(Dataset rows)
= = = =

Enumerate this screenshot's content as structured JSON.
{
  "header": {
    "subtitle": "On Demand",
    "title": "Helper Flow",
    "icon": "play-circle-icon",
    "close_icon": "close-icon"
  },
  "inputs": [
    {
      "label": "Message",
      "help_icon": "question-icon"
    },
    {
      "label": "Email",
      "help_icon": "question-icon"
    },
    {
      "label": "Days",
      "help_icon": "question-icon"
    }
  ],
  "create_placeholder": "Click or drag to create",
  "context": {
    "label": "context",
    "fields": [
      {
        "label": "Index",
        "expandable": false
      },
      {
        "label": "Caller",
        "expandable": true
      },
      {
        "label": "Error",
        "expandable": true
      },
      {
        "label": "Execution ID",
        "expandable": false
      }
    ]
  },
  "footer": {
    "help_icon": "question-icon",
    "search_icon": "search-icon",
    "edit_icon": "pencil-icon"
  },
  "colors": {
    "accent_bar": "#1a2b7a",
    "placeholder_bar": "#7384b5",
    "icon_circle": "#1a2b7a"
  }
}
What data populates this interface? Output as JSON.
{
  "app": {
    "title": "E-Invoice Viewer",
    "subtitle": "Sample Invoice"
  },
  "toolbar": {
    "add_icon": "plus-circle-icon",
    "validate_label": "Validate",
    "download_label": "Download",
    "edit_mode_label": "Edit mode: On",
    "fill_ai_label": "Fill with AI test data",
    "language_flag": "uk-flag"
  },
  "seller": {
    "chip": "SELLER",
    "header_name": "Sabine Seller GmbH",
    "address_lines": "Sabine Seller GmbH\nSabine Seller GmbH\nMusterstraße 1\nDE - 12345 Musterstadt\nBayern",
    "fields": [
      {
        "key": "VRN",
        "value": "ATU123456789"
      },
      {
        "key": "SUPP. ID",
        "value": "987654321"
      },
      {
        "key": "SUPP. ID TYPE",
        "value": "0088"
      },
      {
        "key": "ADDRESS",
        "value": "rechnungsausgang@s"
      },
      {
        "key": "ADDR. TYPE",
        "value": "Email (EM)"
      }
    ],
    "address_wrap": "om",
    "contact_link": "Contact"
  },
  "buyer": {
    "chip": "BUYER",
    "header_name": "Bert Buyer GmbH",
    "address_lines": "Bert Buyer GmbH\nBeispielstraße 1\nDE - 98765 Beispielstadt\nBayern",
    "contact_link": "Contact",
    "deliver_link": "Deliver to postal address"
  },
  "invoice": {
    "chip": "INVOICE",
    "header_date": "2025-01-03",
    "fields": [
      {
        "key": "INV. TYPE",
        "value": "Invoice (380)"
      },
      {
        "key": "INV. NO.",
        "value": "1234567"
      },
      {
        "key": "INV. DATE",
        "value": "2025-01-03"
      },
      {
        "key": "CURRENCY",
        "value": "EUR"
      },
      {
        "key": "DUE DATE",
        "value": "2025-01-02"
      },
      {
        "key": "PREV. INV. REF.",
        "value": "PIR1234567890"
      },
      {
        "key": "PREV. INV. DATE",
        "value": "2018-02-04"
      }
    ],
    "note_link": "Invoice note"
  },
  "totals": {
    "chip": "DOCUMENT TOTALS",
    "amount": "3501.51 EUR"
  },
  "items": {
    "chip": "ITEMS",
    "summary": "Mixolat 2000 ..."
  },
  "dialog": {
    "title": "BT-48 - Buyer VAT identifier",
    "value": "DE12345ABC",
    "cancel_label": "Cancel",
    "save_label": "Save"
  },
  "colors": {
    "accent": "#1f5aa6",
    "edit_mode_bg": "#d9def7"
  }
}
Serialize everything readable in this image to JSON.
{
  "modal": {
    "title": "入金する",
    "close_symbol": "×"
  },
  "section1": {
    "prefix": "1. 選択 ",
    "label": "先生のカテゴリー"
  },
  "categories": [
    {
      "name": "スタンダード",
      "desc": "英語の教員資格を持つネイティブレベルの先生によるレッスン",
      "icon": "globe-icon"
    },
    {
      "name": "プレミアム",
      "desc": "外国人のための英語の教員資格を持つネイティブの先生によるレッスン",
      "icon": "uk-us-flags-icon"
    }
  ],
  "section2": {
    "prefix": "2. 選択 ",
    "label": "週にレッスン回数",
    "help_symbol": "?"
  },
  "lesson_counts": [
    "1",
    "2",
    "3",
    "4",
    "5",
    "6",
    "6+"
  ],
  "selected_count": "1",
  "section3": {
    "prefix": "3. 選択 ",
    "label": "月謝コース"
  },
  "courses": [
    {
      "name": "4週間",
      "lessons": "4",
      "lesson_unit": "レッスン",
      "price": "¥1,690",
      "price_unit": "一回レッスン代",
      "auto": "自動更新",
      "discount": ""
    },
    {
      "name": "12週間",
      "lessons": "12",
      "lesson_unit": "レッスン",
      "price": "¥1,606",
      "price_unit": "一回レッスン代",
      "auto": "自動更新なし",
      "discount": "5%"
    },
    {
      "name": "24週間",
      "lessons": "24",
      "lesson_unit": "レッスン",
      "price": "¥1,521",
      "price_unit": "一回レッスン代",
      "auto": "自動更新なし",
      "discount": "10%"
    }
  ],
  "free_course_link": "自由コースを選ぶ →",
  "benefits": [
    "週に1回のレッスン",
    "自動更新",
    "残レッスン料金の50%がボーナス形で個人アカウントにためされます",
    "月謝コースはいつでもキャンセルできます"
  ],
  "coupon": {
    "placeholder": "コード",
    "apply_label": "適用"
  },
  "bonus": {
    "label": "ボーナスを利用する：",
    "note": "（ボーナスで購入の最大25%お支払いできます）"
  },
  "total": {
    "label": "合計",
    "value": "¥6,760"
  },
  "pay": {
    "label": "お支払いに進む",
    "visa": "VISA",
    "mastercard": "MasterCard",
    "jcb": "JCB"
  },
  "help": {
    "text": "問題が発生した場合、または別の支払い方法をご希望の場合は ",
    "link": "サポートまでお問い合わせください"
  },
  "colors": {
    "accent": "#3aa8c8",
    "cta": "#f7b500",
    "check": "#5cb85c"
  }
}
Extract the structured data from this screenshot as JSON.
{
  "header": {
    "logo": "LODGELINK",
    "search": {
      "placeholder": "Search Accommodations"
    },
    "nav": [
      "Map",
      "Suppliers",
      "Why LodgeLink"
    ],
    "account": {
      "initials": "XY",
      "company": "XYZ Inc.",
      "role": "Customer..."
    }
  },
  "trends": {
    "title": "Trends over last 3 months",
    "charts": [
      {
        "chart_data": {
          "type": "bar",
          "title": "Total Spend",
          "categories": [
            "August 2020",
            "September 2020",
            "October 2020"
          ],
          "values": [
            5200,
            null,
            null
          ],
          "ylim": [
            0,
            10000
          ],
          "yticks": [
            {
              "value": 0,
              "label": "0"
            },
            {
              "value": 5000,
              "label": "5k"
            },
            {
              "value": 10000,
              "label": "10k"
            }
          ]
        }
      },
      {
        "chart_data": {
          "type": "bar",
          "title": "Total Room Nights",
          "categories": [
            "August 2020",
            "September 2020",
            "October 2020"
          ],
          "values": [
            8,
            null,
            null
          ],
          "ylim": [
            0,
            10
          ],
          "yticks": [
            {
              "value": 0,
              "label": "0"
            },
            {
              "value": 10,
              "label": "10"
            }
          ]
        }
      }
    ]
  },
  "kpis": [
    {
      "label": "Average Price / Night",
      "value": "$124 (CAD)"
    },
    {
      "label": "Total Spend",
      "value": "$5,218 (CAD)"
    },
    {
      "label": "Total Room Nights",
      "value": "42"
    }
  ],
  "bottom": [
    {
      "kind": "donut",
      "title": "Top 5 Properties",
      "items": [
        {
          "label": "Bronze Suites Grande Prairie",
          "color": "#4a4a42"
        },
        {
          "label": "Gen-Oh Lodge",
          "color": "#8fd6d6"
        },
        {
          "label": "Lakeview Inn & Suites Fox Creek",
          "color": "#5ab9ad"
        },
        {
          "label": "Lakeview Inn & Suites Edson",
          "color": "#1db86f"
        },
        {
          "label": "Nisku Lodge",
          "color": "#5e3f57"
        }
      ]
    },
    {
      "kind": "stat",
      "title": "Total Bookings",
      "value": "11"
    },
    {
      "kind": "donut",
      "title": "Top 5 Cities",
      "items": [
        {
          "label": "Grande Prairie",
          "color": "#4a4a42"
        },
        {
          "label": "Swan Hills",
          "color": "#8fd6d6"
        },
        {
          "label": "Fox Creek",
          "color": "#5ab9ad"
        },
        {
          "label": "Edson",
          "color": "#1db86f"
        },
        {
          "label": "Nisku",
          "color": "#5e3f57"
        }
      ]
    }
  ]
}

= = = =

INSTRUCTION:
Pick out every line above that contains the word "Lakeview" and copy it.

THE SOLUTION:
          "label": "Lakeview Inn & Suites Fox Creek",
          "label": "Lakeview Inn & Suites Edson",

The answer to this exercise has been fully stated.